Dataset items:
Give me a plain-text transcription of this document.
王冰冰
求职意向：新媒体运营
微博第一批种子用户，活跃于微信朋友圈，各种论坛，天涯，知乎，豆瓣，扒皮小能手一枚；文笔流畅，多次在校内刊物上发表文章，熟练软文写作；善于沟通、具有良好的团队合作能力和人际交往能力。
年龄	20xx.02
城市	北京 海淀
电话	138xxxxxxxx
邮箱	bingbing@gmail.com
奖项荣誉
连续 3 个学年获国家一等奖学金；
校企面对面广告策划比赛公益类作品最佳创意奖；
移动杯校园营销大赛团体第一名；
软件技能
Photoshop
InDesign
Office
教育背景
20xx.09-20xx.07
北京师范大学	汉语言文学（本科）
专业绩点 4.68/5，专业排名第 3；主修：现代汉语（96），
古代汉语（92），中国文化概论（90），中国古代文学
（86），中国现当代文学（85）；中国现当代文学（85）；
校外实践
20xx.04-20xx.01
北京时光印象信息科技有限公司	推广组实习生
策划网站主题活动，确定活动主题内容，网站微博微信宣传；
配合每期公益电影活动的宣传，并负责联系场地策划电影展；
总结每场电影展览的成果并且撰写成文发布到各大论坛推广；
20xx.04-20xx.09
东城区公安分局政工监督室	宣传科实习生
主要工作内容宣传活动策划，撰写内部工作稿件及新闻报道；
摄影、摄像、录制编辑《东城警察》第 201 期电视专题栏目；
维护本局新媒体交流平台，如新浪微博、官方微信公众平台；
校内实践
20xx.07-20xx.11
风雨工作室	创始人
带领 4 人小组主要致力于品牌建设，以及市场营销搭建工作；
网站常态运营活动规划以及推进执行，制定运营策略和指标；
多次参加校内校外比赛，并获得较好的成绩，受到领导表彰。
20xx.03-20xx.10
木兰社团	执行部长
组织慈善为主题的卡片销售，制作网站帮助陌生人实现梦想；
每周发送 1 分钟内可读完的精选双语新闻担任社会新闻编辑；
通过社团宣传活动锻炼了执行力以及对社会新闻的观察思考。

◆ AIM: Every record above needs to be repeated word for word.

◆ SOLUTION FOR THIS EXERCISE:
Give me a plain-text transcription of this document.
王冰冰
求职意向：新媒体运营
微博第一批种子用户，活跃于微信朋友圈，各种论坛，天涯，知乎，豆瓣，扒皮小能手一枚；文笔流畅，多次在校内刊物上发表文章，熟练软文写作；善于沟通、具有良好的团队合作能力和人际交往能力。
年龄	20xx.02
城市	北京 海淀
电话	138xxxxxxxx
邮箱	bingbing@gmail.com
奖项荣誉
连续 3 个学年获国家一等奖学金；
校企面对面广告策划比赛公益类作品最佳创意奖；
移动杯校园营销大赛团体第一名；
软件技能
Photoshop
InDesign
Office
教育背景
20xx.09-20xx.07
北京师范大学	汉语言文学（本科）
专业绩点 4.68/5，专业排名第 3；主修：现代汉语（96），
古代汉语（92），中国文化概论（90），中国古代文学
（86），中国现当代文学（85）；中国现当代文学（85）；
校外实践
20xx.04-20xx.01
北京时光印象信息科技有限公司	推广组实习生
策划网站主题活动，确定活动主题内容，网站微博微信宣传；
配合每期公益电影活动的宣传，并负责联系场地策划电影展；
总结每场电影展览的成果并且撰写成文发布到各大论坛推广；
20xx.04-20xx.09
东城区公安分局政工监督室	宣传科实习生
主要工作内容宣传活动策划，撰写内部工作稿件及新闻报道；
摄影、摄像、录制编辑《东城警察》第 201 期电视专题栏目；
维护本局新媒体交流平台，如新浪微博、官方微信公众平台；
校内实践
20xx.07-20xx.11
风雨工作室	创始人
带领 4 人小组主要致力于品牌建设，以及市场营销搭建工作；
网站常态运营活动规划以及推进执行，制定运营策略和指标；
多次参加校内校外比赛，并获得较好的成绩，受到领导表彰。
20xx.03-20xx.10
木兰社团	执行部长
组织慈善为主题的卡片销售，制作网站帮助陌生人实现梦想；
每周发送 1 分钟内可读完的精选双语新闻担任社会新闻编辑；
通过社团宣传活动锻炼了执行力以及对社会新闻的观察思考。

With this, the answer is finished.